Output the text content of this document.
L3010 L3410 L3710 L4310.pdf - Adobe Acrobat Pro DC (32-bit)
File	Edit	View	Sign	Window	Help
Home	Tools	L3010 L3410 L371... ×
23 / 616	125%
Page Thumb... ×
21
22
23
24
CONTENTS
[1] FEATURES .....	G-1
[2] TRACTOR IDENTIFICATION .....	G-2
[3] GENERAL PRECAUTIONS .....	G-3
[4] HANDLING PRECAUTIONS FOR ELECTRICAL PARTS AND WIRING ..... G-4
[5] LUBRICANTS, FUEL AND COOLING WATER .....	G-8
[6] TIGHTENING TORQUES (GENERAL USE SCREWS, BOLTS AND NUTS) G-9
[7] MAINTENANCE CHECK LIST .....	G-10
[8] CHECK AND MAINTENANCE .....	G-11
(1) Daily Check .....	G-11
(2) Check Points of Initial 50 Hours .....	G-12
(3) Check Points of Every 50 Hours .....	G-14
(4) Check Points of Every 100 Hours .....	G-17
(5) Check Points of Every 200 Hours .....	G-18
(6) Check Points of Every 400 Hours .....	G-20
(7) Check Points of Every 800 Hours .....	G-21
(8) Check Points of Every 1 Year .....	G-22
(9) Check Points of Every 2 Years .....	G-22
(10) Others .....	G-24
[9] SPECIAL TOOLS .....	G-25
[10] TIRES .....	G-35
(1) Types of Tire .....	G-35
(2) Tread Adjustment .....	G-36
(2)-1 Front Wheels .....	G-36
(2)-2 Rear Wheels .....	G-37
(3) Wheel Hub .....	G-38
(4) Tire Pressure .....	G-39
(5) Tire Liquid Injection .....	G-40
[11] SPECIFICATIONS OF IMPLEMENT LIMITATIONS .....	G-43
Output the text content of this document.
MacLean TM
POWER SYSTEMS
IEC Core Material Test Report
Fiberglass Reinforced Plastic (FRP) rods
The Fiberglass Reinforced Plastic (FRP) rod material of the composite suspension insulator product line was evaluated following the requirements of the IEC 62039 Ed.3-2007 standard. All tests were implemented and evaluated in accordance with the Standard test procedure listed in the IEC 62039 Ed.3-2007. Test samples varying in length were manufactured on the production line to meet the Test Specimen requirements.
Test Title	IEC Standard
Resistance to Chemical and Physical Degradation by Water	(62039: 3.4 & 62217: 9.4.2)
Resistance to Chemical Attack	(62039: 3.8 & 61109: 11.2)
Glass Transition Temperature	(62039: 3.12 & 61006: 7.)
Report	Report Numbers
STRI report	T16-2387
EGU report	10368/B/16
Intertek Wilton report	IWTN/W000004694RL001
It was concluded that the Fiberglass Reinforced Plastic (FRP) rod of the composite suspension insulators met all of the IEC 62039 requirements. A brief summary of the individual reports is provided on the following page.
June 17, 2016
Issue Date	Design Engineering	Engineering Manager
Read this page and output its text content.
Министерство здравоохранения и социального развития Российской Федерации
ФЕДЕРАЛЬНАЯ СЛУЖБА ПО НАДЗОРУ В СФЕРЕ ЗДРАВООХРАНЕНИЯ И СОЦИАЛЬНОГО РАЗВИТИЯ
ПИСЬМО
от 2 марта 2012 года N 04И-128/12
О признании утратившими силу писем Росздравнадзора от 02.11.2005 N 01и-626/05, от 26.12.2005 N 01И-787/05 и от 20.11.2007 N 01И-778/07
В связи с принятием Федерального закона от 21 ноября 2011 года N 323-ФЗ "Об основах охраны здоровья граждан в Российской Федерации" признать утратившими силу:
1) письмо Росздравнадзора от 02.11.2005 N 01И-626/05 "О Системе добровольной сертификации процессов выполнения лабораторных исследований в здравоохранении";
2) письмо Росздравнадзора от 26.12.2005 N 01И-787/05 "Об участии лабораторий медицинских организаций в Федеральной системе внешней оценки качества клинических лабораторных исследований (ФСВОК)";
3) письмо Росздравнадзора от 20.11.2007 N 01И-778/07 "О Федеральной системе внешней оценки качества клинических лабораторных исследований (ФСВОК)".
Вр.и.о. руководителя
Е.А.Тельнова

▸ **BRIEF**
Everything from the line containing "Read this page and output its text content." to the end of the data above should be quoted exactly, please, both ends included, and nothing outside that span.

▸ **TASK SOLUTION**
Read this page and output its text content.
Министерство здравоохранения и социального развития Российской Федерации
ФЕДЕРАЛЬНАЯ СЛУЖБА ПО НАДЗОРУ В СФЕРЕ ЗДРАВООХРАНЕНИЯ И СОЦИАЛЬНОГО РАЗВИТИЯ
ПИСЬМО
от 2 марта 2012 года N 04И-128/12
О признании утратившими силу писем Росздравнадзора от 02.11.2005 N 01и-626/05, от 26.12.2005 N 01И-787/05 и от 20.11.2007 N 01И-778/07
В связи с принятием Федерального закона от 21 ноября 2011 года N 323-ФЗ "Об основах охраны здоровья граждан в Российской Федерации" признать утратившими силу:
1) письмо Росздравнадзора от 02.11.2005 N 01И-626/05 "О Системе добровольной сертификации процессов выполнения лабораторных исследований в здравоохранении";
2) письмо Росздравнадзора от 26.12.2005 N 01И-787/05 "Об участии лабораторий медицинских организаций в Федеральной системе внешней оценки качества клинических лабораторных исследований (ФСВОК)";
3) письмо Росздравнадзора от 20.11.2007 N 01И-778/07 "О Федеральной системе внешней оценки качества клинических лабораторных исследований (ФСВОК)".
Вр.и.о. руководителя
Е.А.Тельнова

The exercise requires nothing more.